= LISTED RECORDS =
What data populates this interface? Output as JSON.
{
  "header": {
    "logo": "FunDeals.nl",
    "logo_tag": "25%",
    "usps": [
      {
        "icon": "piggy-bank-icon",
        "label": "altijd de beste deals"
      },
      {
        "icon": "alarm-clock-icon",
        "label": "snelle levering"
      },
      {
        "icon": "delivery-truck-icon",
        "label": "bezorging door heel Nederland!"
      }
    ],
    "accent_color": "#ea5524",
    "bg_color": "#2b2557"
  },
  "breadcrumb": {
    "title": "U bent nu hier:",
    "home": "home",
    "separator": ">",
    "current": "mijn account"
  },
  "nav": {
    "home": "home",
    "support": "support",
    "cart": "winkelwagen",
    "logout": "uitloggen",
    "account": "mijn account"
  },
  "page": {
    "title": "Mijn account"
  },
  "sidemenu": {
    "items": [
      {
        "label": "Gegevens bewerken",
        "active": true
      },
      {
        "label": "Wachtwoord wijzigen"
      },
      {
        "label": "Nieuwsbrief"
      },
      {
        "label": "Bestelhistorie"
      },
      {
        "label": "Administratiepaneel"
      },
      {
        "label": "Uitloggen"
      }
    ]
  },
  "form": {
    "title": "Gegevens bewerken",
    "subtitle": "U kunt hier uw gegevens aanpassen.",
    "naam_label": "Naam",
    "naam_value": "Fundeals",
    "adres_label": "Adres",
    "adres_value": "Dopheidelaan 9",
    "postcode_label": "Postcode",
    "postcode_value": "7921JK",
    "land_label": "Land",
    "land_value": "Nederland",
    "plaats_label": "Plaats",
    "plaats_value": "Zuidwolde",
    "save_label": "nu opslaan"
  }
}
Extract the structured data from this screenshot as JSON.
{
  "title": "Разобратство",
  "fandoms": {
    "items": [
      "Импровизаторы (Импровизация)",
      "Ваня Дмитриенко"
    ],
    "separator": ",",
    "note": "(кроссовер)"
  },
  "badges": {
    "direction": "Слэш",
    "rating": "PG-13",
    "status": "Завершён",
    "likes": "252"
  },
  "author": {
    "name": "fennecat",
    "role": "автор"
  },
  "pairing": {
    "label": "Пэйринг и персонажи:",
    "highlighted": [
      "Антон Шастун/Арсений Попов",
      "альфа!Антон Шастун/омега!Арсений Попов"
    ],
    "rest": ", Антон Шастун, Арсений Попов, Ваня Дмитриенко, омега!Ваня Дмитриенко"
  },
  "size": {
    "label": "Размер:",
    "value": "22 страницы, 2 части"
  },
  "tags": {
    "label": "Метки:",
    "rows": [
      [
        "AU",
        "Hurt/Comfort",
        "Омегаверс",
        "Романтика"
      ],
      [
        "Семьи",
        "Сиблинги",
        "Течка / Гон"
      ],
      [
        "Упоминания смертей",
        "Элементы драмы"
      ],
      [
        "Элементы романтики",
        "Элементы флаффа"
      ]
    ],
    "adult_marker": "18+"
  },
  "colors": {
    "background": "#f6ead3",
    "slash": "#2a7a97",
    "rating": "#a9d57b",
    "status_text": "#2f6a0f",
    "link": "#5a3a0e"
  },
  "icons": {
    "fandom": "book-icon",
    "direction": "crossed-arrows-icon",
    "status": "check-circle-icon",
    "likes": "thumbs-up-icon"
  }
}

= EXERCISE GOAL =
Quote each line of the data above exactly as written.

= RESULT FOR THIS TASK =
What data populates this interface? Output as JSON.
{
  "header": {
    "logo": "FunDeals.nl",
    "logo_tag": "25%",
    "usps": [
      {
        "icon": "piggy-bank-icon",
        "label": "altijd de beste deals"
      },
      {
        "icon": "alarm-clock-icon",
        "label": "snelle levering"
      },
      {
        "icon": "delivery-truck-icon",
        "label": "bezorging door heel Nederland!"
      }
    ],
    "accent_color": "#ea5524",
    "bg_color": "#2b2557"
  },
  "breadcrumb": {
    "title": "U bent nu hier:",
    "home": "home",
    "separator": ">",
    "current": "mijn account"
  },
  "nav": {
    "home": "home",
    "support": "support",
    "cart": "winkelwagen",
    "logout": "uitloggen",
    "account": "mijn account"
  },
  "page": {
    "title": "Mijn account"
  },
  "sidemenu": {
    "items": [
      {
        "label": "Gegevens bewerken",
        "active": true
      },
      {
        "label": "Wachtwoord wijzigen"
      },
      {
        "label": "Nieuwsbrief"
      },
      {
        "label": "Bestelhistorie"
      },
      {
        "label": "Administratiepaneel"
      },
      {
        "label": "Uitloggen"
      }
    ]
  },
  "form": {
    "title": "Gegevens bewerken",
    "subtitle": "U kunt hier uw gegevens aanpassen.",
    "naam_label": "Naam",
    "naam_value": "Fundeals",
    "adres_label": "Adres",
    "adres_value": "Dopheidelaan 9",
    "postcode_label": "Postcode",
    "postcode_value": "7921JK",
    "land_label": "Land",
    "land_value": "Nederland",
    "plaats_label": "Plaats",
    "plaats_value": "Zuidwolde",
    "save_label": "nu opslaan"
  }
}
Extract the structured data from this screenshot as JSON.
{
  "title": "Разобратство",
  "fandoms": {
    "items": [
      "Импровизаторы (Импровизация)",
      "Ваня Дмитриенко"
    ],
    "separator": ",",
    "note": "(кроссовер)"
  },
  "badges": {
    "direction": "Слэш",
    "rating": "PG-13",
    "status": "Завершён",
    "likes": "252"
  },
  "author": {
    "name": "fennecat",
    "role": "автор"
  },
  "pairing": {
    "label": "Пэйринг и персонажи:",
    "highlighted": [
      "Антон Шастун/Арсений Попов",
      "альфа!Антон Шастун/омега!Арсений Попов"
    ],
    "rest": ", Антон Шастун, Арсений Попов, Ваня Дмитриенко, омега!Ваня Дмитриенко"
  },
  "size": {
    "label": "Размер:",
    "value": "22 страницы, 2 части"
  },
  "tags": {
    "label": "Метки:",
    "rows": [
      [
        "AU",
        "Hurt/Comfort",
        "Омегаверс",
        "Романтика"
      ],
      [
        "Семьи",
        "Сиблинги",
        "Течка / Гон"
      ],
      [
        "Упоминания смертей",
        "Элементы драмы"
      ],
      [
        "Элементы романтики",
        "Элементы флаффа"
      ]
    ],
    "adult_marker": "18+"
  },
  "colors": {
    "background": "#f6ead3",
    "slash": "#2a7a97",
    "rating": "#a9d57b",
    "status_text": "#2f6a0f",
    "link": "#5a3a0e"
  },
  "icons": {
    "fandom": "book-icon",
    "direction": "crossed-arrows-icon",
    "status": "check-circle-icon",
    "likes": "thumbs-up-icon"
  }
}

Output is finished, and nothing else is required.